◆ Given problem
Print the data exactly as it is given, please.

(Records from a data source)
## START

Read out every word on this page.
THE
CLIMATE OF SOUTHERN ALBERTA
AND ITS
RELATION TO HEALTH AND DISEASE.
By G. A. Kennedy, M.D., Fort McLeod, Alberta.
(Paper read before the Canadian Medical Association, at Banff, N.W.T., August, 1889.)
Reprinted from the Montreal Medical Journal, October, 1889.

## END

◆ Task output
Read out every word on this page.
THE
CLIMATE OF SOUTHERN ALBERTA
AND ITS
RELATION TO HEALTH AND DISEASE.
By G. A. Kennedy, M.D., Fort McLeod, Alberta.
(Paper read before the Canadian Medical Association, at Banff, N.W.T., August, 1889.)
Reprinted from the Montreal Medical Journal, October, 1889.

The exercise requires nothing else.